## [Exercise data]
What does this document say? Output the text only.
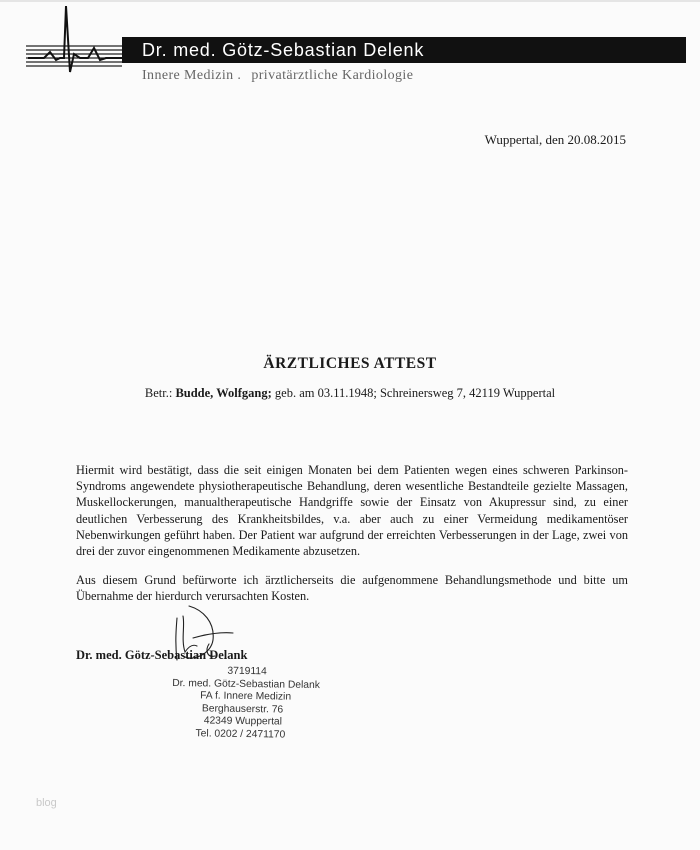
Dr. med. Götz-Sebastian Delenk
Innere Medizin . privatärztliche Kardiologie
Wuppertal, den 20.08.2015
ÄRZTLICHES ATTEST
Betr.: Budde, Wolfgang; geb. am 03.11.1948; Schreinersweg 7, 42119 Wuppertal

Hiermit wird bestätigt, dass die seit einigen Monaten bei dem Patienten wegen eines schweren Parkinson-Syndroms angewendete physiotherapeutische Behandlung, deren wesentliche Bestandteile gezielte Massagen, Muskellockerungen, manualtherapeutische Handgriffe sowie der Einsatz von Akupressur sind, zu einer deutlichen Verbesserung des Krankheitsbildes, v.a. aber auch zu einer Vermeidung medikamentöser Nebenwirkungen geführt haben. Der Patient war aufgrund der erreichten Verbesserungen in der Lage, zwei von drei der zuvor eingenommenen Medikamente abzusetzen.

Aus diesem Grund befürworte ich ärztlicherseits die aufgenommene Behandlungsmethode und bitte um Übernahme der hierdurch verursachten Kosten.

Dr. med. Götz-Sebastian Delank
3719114
Dr. med. Götz-Sebastian Delank
FA f. Innere Medizin
Berghauserstr. 76
42349 Wuppertal
Tel. 0202 / 2471170
blog
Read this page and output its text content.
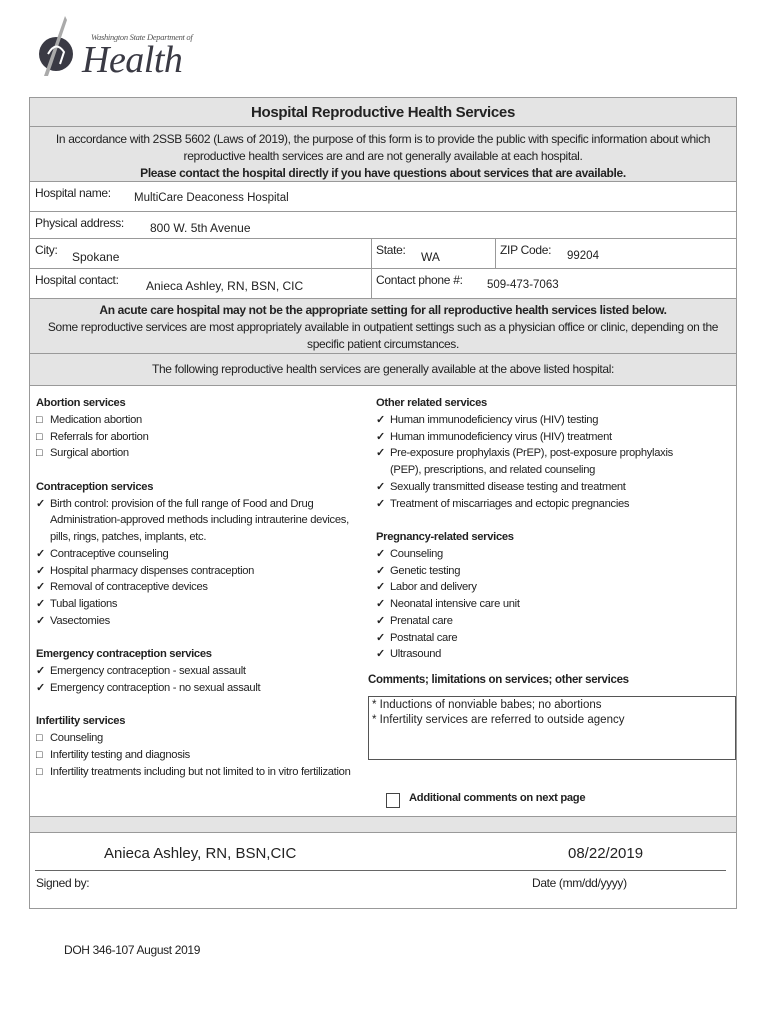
Washington State Department of
Health
Hospital Reproductive Health Services
In accordance with 2SSB 5602 (Laws of 2019), the purpose of this form is to provide the public with specific information about which reproductive health services are and are not generally available at each hospital.
Please contact the hospital directly if you have questions about services that are available.
Hospital name: MultiCare Deaconess Hospital
Physical address: 800 W. 5th Avenue
City: Spokane	State: WA	ZIP Code: 99204
Hospital contact: Anieca Ashley, RN, BSN, CIC	Contact phone #: 509-473-7063
An acute care hospital may not be the appropriate setting for all reproductive health services listed below.
Some reproductive services are most appropriately available in outpatient settings such as a physician office or clinic, depending on the specific patient circumstances.
The following reproductive health services are generally available at the above listed hospital:
Abortion services
□ Medication abortion
□ Referrals for abortion
□ Surgical abortion
Contraception services
✓ Birth control: provision of the full range of Food and Drug Administration-approved methods including intrauterine devices, pills, rings, patches, implants, etc.
✓ Contraceptive counseling
✓ Hospital pharmacy dispenses contraception
✓ Removal of contraceptive devices
✓ Tubal ligations
✓ Vasectomies
Emergency contraception services
✓ Emergency contraception - sexual assault
✓ Emergency contraception - no sexual assault
Infertility services
□ Counseling
□ Infertility testing and diagnosis
□ Infertility treatments including but not limited to in vitro fertilization
Other related services
✓ Human immunodeficiency virus (HIV) testing
✓ Human immunodeficiency virus (HIV) treatment
✓ Pre-exposure prophylaxis (PrEP), post-exposure prophylaxis (PEP), prescriptions, and related counseling
✓ Sexually transmitted disease testing and treatment
✓ Treatment of miscarriages and ectopic pregnancies
Pregnancy-related services
✓ Counseling
✓ Genetic testing
✓ Labor and delivery
✓ Neonatal intensive care unit
✓ Prenatal care
✓ Postnatal care
✓ Ultrasound
Comments; limitations on services; other services
* Inductions of nonviable babes; no abortions
* Infertility services are referred to outside agency
Additional comments on next page
Anieca Ashley, RN, BSN,CIC	08/22/2019
Signed by:	Date (mm/dd/yyyy)
DOH 346-107 August 2019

## [Problem to work on]
If a line of the data above holds the string "testing", count it, then state only the total.

## [Exercise response]
4